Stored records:

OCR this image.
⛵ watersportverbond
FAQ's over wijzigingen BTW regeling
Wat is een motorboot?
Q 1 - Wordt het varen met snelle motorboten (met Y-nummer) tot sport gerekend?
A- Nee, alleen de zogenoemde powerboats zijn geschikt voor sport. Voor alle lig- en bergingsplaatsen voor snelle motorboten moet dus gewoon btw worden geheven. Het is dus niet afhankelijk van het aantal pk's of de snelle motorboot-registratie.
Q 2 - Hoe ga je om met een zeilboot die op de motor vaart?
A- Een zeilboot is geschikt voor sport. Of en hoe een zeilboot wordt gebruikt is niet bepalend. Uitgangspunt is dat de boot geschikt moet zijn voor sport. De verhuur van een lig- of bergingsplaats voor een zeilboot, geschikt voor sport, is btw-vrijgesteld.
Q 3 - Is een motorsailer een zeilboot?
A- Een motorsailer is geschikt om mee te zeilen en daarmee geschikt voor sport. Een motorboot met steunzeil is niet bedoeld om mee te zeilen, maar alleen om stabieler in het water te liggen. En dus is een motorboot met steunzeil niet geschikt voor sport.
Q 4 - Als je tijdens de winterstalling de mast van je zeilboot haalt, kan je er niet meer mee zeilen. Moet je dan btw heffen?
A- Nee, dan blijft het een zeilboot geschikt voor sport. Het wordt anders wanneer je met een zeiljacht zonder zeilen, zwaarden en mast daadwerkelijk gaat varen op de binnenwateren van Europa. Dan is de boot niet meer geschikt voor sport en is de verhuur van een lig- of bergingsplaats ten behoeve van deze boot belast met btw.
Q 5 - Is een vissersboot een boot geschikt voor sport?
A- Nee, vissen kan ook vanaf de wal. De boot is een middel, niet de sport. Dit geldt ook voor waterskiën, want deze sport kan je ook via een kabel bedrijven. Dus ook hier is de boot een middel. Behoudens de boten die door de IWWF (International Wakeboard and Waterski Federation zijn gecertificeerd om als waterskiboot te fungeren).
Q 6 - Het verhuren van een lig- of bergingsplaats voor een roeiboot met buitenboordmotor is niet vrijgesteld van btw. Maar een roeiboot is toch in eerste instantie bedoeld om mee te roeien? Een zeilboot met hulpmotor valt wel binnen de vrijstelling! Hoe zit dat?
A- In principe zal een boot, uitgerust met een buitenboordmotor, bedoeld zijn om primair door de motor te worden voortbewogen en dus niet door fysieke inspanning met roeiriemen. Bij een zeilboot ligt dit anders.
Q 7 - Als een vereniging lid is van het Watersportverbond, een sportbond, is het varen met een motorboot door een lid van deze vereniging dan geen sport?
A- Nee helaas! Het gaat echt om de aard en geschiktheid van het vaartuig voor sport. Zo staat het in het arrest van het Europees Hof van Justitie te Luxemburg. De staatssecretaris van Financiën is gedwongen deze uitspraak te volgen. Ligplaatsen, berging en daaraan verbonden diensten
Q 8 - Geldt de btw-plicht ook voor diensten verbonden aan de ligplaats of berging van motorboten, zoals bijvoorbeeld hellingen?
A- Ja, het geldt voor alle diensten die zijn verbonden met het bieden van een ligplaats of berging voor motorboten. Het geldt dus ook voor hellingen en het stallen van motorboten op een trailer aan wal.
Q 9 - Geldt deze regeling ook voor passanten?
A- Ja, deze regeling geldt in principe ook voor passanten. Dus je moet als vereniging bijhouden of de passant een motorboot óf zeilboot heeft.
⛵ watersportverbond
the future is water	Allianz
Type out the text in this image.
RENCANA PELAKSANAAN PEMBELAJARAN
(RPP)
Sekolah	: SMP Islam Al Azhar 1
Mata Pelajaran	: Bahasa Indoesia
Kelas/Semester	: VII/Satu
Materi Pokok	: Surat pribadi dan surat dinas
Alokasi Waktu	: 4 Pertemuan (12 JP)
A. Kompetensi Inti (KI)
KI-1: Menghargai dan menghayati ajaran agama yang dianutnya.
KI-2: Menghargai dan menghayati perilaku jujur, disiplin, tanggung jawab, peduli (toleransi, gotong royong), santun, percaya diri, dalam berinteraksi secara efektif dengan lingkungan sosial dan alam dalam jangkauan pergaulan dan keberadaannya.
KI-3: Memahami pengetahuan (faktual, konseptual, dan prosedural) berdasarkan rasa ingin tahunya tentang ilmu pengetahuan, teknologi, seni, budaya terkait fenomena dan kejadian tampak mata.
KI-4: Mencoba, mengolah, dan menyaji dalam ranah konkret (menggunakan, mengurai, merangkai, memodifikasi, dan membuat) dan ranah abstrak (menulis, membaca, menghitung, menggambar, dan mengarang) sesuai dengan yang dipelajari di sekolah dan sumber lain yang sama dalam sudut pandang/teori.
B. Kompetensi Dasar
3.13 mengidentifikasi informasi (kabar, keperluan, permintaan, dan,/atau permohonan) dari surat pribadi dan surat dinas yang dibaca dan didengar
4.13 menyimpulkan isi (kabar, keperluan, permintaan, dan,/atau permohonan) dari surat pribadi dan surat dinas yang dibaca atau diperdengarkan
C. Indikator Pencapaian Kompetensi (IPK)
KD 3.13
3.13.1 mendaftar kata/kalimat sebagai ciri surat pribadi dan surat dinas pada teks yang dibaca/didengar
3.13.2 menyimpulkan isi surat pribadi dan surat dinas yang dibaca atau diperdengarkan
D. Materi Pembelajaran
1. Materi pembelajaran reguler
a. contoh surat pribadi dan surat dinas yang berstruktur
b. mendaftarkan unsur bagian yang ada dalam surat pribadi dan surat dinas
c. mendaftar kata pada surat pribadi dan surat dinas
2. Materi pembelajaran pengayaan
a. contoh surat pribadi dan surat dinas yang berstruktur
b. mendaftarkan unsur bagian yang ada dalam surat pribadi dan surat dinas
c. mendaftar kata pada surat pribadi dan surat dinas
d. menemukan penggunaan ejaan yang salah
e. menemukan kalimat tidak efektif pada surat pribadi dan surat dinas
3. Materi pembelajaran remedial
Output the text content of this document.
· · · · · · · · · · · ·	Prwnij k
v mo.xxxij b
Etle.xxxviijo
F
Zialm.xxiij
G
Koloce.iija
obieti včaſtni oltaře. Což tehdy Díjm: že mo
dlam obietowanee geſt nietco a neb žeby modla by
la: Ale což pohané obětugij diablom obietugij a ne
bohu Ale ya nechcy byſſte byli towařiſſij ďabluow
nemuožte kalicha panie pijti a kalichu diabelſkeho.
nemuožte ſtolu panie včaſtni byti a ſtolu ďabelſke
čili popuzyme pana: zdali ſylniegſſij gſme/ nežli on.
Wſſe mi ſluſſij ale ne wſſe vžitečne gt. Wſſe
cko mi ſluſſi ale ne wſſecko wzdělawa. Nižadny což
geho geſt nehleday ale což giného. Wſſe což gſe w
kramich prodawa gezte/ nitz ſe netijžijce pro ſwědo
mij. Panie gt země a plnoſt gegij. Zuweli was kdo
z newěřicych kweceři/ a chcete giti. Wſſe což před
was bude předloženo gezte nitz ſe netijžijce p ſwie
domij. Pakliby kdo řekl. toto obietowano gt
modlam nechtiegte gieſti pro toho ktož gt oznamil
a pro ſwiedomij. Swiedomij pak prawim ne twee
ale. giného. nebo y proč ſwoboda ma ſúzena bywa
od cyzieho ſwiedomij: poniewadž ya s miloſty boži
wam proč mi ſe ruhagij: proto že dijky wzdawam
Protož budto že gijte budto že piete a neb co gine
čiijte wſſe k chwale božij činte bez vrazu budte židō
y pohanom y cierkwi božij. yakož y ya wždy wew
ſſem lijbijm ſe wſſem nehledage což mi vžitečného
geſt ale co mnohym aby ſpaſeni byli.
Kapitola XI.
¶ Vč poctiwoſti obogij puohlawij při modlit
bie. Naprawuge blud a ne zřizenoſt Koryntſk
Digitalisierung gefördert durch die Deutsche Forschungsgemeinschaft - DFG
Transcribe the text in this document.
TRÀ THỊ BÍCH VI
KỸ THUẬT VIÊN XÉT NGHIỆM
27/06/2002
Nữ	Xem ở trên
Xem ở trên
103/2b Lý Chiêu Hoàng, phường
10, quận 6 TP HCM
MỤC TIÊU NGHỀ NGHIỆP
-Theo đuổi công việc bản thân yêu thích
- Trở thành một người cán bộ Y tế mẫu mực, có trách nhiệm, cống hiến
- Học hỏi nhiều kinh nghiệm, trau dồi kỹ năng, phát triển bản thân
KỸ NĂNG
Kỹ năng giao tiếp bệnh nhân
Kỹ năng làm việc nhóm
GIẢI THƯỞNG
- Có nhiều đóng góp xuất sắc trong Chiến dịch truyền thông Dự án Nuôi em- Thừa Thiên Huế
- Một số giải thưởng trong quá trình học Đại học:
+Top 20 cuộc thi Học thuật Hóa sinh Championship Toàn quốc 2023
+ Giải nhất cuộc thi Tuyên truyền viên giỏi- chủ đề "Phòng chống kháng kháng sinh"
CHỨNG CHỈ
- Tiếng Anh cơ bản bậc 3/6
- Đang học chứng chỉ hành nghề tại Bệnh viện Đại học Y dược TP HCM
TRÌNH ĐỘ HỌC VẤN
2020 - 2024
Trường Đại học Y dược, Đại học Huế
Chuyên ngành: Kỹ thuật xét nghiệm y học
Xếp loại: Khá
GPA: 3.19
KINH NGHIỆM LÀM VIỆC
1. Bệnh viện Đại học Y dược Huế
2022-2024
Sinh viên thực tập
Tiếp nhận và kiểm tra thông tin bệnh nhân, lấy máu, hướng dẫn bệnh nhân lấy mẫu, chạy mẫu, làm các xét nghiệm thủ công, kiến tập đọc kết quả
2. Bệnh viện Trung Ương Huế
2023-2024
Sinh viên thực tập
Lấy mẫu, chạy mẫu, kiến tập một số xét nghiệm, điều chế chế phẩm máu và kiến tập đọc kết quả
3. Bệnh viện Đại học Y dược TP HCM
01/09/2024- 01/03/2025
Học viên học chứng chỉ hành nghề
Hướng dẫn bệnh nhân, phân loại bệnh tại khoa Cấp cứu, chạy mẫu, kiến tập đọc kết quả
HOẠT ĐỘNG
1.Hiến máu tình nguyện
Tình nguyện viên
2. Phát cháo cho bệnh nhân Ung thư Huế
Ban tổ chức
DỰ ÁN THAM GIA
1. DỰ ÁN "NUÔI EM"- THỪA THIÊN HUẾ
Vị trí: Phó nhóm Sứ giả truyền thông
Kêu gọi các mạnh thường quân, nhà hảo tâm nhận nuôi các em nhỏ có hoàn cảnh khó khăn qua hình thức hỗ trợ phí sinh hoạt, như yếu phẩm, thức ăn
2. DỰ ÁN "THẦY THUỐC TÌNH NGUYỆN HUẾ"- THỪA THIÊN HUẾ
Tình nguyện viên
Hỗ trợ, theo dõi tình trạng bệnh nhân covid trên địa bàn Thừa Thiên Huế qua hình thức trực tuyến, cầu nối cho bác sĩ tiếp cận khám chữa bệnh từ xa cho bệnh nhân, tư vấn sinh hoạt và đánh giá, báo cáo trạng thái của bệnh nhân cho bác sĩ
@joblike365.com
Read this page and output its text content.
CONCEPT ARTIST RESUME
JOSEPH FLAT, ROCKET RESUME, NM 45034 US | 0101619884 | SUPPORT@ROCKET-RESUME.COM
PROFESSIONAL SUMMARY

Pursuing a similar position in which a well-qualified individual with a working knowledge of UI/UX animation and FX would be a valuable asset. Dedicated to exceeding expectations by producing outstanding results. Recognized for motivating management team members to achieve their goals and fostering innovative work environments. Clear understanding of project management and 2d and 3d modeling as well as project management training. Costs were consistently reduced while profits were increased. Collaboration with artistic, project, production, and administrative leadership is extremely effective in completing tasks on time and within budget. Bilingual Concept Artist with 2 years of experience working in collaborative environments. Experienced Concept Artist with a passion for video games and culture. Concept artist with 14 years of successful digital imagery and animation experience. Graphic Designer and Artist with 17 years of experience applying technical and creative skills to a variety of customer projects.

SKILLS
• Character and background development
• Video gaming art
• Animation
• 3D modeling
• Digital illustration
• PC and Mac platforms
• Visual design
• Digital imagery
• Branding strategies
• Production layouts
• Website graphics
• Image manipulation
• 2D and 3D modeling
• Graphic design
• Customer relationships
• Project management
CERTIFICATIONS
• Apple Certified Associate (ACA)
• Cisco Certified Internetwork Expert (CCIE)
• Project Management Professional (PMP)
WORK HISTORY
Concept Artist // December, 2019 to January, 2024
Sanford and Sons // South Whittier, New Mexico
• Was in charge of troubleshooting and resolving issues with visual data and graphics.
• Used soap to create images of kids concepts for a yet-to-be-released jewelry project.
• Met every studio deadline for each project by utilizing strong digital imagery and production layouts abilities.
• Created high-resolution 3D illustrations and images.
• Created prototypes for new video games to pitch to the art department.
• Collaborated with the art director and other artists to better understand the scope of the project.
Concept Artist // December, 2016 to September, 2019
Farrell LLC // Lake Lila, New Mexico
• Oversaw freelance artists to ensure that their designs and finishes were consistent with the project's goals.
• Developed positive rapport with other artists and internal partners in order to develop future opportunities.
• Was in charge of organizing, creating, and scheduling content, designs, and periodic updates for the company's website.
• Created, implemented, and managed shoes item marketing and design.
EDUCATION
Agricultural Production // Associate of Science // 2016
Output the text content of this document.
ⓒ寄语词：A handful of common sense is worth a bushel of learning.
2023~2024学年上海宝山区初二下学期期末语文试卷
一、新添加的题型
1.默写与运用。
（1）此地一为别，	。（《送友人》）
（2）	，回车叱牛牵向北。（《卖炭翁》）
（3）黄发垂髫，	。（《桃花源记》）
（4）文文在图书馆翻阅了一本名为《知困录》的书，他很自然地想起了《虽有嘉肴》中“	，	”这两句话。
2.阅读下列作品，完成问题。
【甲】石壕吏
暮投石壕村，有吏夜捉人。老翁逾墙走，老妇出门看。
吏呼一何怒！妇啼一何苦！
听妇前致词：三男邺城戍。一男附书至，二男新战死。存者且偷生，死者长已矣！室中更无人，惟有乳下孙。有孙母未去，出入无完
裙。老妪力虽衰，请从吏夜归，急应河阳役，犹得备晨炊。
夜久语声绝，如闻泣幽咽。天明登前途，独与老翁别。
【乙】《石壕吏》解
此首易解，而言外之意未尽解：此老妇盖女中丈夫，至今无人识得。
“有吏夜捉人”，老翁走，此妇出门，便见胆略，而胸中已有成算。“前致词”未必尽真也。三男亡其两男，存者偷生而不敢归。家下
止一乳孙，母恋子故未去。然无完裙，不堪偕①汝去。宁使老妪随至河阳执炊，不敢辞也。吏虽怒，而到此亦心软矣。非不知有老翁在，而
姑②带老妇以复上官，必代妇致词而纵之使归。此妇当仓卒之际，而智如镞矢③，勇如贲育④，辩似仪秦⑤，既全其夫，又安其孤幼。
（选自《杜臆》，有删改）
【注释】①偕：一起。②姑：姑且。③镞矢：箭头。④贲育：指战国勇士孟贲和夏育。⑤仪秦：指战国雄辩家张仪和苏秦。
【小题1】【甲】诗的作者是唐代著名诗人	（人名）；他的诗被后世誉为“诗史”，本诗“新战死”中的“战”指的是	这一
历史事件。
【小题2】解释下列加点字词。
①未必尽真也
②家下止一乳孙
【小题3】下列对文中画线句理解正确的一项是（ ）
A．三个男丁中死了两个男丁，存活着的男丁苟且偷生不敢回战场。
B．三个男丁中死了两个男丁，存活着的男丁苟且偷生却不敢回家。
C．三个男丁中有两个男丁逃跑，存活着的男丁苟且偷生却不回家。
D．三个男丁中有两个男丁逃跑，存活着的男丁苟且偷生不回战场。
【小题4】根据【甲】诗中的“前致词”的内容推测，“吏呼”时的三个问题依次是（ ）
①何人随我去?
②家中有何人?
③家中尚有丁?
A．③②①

**Given problem**
Copy each line of the records containing the string "pribadi".

**Result for this exercise**
Materi Pokok	: Surat pribadi dan surat dinas
3.13 mengidentifikasi informasi (kabar, keperluan, permintaan, dan,/atau permohonan) dari surat pribadi dan surat dinas yang dibaca dan didengar
4.13 menyimpulkan isi (kabar, keperluan, permintaan, dan,/atau permohonan) dari surat pribadi dan surat dinas yang dibaca atau diperdengarkan
3.13.1 mendaftar kata/kalimat sebagai ciri surat pribadi dan surat dinas pada teks yang dibaca/didengar
3.13.2 menyimpulkan isi surat pribadi dan surat dinas yang dibaca atau diperdengarkan
a. contoh surat pribadi dan surat dinas yang berstruktur
b. mendaftarkan unsur bagian yang ada dalam surat pribadi dan surat dinas
c. mendaftar kata pada surat pribadi dan surat dinas
a. contoh surat pribadi dan surat dinas yang berstruktur
b. mendaftarkan unsur bagian yang ada dalam surat pribadi dan surat dinas
c. mendaftar kata pada surat pribadi dan surat dinas
e. menemukan kalimat tidak efektif pada surat pribadi dan surat dinas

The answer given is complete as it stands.